### Short task
Quote these lines exactly: the one that holds "Parse this screenshot: output" and every line after it to the end of the material below. Skip pictures.

### Source data
•••

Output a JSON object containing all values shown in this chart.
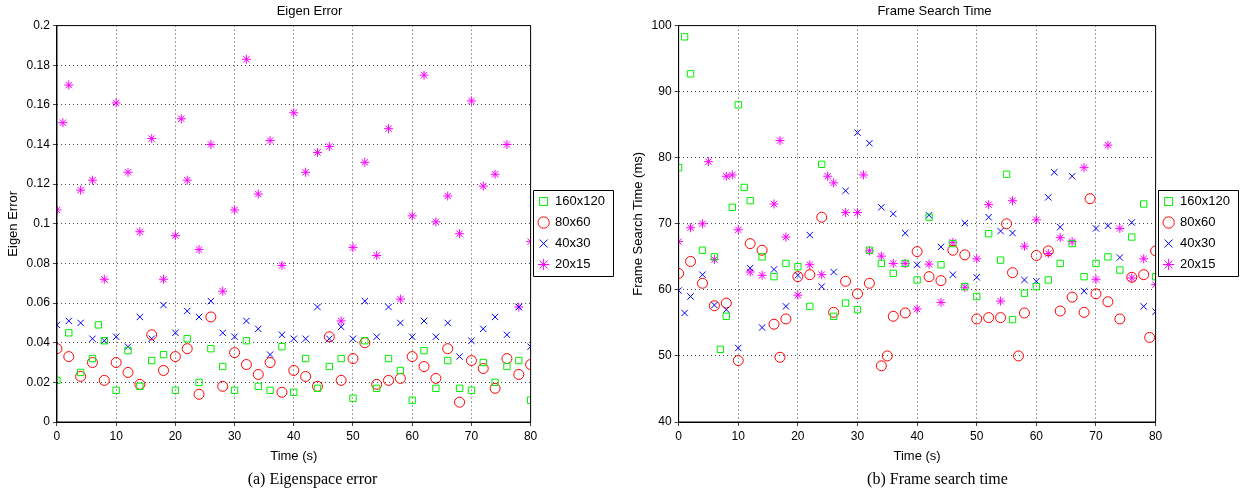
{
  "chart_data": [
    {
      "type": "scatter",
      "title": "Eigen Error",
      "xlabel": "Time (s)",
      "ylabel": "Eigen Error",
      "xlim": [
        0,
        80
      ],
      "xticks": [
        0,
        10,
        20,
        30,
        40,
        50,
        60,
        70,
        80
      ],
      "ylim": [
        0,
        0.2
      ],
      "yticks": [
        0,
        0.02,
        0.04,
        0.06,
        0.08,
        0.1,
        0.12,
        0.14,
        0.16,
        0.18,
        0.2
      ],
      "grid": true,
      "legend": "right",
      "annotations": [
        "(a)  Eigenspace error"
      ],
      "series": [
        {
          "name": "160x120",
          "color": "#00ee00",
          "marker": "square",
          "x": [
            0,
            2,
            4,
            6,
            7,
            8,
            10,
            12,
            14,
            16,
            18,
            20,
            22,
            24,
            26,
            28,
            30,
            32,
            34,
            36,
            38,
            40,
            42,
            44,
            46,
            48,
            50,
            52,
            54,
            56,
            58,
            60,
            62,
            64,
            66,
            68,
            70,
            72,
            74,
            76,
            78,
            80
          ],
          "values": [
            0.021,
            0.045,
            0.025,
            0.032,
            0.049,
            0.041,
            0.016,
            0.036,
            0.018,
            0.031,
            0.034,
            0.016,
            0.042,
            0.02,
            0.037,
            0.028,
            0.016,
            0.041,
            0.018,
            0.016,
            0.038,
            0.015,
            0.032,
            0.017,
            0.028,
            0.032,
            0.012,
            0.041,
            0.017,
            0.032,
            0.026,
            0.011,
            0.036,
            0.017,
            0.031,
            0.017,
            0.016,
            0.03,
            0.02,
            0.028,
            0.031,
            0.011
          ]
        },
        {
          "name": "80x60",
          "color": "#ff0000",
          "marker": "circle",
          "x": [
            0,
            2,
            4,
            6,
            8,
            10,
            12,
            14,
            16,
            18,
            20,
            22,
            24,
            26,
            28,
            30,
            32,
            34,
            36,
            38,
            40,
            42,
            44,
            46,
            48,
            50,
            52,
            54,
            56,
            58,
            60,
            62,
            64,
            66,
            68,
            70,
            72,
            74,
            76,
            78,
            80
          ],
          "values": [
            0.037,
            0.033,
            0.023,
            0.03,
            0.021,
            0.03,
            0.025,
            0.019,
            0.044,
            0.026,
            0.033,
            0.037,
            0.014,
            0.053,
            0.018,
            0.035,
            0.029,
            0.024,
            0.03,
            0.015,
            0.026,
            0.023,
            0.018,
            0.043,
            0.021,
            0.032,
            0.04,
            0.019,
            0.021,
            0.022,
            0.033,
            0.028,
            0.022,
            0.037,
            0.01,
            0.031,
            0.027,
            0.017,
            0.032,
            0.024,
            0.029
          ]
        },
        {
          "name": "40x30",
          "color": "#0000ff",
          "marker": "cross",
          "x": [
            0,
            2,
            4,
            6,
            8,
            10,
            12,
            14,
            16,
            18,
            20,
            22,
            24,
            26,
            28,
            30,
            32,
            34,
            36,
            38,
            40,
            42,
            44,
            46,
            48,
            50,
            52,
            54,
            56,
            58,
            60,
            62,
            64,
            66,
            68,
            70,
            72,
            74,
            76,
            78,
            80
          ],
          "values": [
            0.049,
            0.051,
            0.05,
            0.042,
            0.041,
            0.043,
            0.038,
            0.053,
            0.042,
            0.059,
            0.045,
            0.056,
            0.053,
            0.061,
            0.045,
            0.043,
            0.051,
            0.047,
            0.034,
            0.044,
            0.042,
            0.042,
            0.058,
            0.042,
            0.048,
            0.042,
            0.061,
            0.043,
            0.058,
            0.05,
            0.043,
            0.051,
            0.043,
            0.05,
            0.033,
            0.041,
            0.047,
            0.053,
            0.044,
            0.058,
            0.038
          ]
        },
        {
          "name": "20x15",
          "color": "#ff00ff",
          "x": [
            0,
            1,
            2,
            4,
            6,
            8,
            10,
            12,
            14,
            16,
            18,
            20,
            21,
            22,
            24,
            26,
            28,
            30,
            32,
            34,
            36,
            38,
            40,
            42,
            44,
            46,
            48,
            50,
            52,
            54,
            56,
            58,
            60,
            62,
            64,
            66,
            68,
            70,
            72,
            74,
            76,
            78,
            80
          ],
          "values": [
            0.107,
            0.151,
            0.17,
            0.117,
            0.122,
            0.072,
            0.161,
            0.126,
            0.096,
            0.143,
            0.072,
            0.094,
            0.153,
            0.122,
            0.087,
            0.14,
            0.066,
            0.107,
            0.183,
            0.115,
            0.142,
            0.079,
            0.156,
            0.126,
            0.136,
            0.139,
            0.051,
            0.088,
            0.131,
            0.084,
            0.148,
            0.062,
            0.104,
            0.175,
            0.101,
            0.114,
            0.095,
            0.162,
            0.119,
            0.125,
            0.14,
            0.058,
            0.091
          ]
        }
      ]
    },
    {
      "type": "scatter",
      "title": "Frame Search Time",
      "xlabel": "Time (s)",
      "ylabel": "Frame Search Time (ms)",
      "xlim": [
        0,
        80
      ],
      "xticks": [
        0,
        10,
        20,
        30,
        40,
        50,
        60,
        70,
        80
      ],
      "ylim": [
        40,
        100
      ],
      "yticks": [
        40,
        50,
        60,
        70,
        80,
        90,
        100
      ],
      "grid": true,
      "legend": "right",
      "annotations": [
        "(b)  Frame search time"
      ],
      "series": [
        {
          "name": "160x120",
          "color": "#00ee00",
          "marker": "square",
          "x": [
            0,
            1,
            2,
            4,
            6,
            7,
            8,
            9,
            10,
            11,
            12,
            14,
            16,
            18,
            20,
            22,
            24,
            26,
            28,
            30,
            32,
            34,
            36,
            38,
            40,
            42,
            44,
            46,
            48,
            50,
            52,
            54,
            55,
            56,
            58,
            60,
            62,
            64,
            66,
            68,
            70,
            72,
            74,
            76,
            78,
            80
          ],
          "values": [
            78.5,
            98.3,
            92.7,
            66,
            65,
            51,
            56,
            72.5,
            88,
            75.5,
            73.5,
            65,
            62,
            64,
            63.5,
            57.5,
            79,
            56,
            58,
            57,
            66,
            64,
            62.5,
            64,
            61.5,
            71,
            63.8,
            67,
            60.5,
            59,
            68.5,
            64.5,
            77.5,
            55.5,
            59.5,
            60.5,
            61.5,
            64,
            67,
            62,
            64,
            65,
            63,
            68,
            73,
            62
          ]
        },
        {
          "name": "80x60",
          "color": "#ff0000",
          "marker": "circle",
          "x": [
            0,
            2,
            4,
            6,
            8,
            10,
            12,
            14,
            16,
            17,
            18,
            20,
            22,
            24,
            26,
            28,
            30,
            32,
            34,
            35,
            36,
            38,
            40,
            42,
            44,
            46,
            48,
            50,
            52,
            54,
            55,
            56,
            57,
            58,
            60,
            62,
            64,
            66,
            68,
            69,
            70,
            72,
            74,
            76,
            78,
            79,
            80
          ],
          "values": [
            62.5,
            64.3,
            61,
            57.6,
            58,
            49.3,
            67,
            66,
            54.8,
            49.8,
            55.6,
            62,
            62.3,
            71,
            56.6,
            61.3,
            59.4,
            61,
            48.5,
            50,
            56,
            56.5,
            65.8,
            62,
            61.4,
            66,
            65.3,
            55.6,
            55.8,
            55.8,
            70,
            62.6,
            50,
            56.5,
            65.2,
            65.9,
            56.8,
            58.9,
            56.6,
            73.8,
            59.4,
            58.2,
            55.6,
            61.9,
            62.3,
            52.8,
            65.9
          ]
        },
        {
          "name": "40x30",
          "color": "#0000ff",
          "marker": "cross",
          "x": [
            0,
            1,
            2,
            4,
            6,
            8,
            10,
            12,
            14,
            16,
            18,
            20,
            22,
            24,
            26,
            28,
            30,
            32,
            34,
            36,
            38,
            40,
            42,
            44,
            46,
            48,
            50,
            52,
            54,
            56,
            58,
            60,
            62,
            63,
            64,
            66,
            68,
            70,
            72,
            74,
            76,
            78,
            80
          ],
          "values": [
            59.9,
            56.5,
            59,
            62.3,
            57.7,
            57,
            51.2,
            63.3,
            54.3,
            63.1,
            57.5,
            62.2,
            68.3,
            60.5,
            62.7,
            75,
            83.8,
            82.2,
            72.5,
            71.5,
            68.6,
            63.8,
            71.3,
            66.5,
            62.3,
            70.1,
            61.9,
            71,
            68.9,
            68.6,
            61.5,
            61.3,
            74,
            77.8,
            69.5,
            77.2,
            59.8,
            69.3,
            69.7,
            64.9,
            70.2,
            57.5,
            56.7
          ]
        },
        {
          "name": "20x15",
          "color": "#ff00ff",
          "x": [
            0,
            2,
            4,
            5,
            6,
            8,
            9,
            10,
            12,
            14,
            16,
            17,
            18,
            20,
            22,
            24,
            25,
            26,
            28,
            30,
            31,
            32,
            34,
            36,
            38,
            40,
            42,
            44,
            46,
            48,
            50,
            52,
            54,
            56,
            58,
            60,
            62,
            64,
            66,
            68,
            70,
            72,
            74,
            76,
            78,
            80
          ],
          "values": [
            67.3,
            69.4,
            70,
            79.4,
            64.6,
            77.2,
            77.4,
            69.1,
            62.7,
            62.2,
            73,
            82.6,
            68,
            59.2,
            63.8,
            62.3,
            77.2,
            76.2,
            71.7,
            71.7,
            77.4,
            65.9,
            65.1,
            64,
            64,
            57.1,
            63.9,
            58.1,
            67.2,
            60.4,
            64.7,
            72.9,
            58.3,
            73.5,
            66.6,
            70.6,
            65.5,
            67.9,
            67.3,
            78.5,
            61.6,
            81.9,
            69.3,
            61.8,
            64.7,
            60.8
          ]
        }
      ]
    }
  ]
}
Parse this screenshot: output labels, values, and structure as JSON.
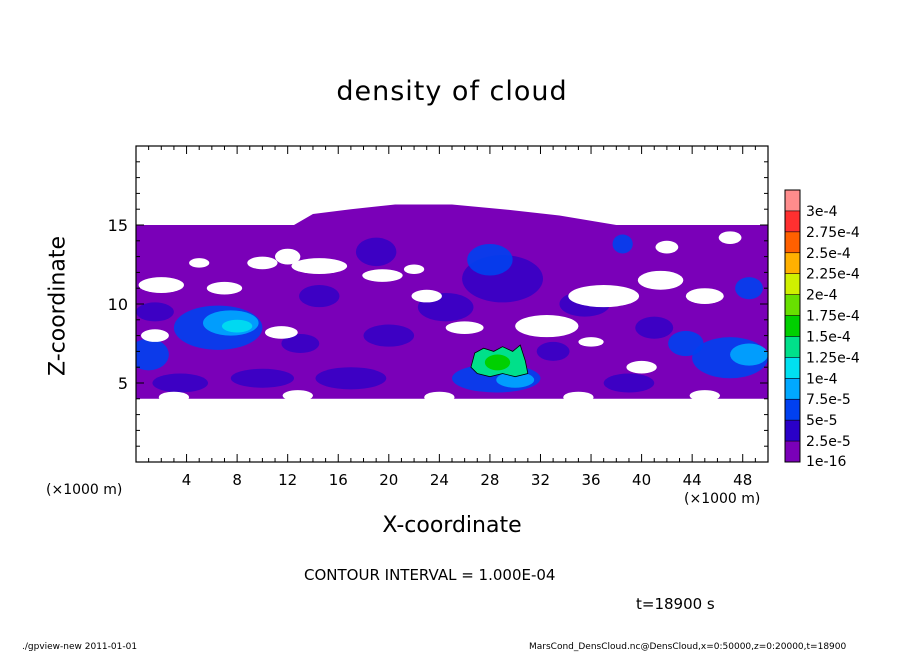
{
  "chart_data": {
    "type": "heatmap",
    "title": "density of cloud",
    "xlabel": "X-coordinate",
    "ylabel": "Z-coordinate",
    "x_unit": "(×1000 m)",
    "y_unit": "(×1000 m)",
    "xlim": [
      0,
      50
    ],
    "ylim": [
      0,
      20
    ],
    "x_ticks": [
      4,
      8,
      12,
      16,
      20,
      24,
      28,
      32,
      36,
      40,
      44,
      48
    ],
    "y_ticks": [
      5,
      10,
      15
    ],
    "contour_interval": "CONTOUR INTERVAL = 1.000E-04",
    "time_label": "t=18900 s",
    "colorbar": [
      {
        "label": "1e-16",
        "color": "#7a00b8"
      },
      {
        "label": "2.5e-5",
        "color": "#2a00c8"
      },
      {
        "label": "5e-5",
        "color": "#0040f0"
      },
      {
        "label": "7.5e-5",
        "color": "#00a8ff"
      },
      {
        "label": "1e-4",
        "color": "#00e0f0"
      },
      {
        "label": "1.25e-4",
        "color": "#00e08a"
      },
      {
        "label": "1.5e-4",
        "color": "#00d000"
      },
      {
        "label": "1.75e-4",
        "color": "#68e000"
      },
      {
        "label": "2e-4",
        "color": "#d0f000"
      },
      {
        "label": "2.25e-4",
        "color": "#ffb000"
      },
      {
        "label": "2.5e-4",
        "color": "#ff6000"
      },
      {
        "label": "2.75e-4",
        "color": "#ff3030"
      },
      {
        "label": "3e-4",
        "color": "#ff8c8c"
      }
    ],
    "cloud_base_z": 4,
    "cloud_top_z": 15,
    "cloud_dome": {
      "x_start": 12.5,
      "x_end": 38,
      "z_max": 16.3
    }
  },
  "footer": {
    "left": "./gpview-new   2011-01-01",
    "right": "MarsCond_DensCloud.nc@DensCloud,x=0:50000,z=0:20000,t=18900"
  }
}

•••

### Result of this task
Parse this screenshot: output labels, values, and structure as JSON.
{
  "chart_data": {
    "type": "heatmap",
    "title": "density of cloud",
    "xlabel": "X-coordinate",
    "ylabel": "Z-coordinate",
    "x_unit": "(×1000 m)",
    "y_unit": "(×1000 m)",
    "xlim": [
      0,
      50
    ],
    "ylim": [
      0,
      20
    ],
    "x_ticks": [
      4,
      8,
      12,
      16,
      20,
      24,
      28,
      32,
      36,
      40,
      44,
      48
    ],
    "y_ticks": [
      5,
      10,
      15
    ],
    "contour_interval": "CONTOUR INTERVAL = 1.000E-04",
    "time_label": "t=18900 s",
    "colorbar": [
      {
        "label": "1e-16",
        "color": "#7a00b8"
      },
      {
        "label": "2.5e-5",
        "color": "#2a00c8"
      },
      {
        "label": "5e-5",
        "color": "#0040f0"
      },
      {
        "label": "7.5e-5",
        "color": "#00a8ff"
      },
      {
        "label": "1e-4",
        "color": "#00e0f0"
      },
      {
        "label": "1.25e-4",
        "color": "#00e08a"
      },
      {
        "label": "1.5e-4",
        "color": "#00d000"
      },
      {
        "label": "1.75e-4",
        "color": "#68e000"
      },
      {
        "label": "2e-4",
        "color": "#d0f000"
      },
      {
        "label": "2.25e-4",
        "color": "#ffb000"
      },
      {
        "label": "2.5e-4",
        "color": "#ff6000"
      },
      {
        "label": "2.75e-4",
        "color": "#ff3030"
      },
      {
        "label": "3e-4",
        "color": "#ff8c8c"
      }
    ],
    "cloud_base_z": 4,
    "cloud_top_z": 15,
    "cloud_dome": {
      "x_start": 12.5,
      "x_end": 38,
      "z_max": 16.3
    }
  },
  "footer": {
    "left": "./gpview-new   2011-01-01",
    "right": "MarsCond_DensCloud.nc@DensCloud,x=0:50000,z=0:20000,t=18900"
  }
}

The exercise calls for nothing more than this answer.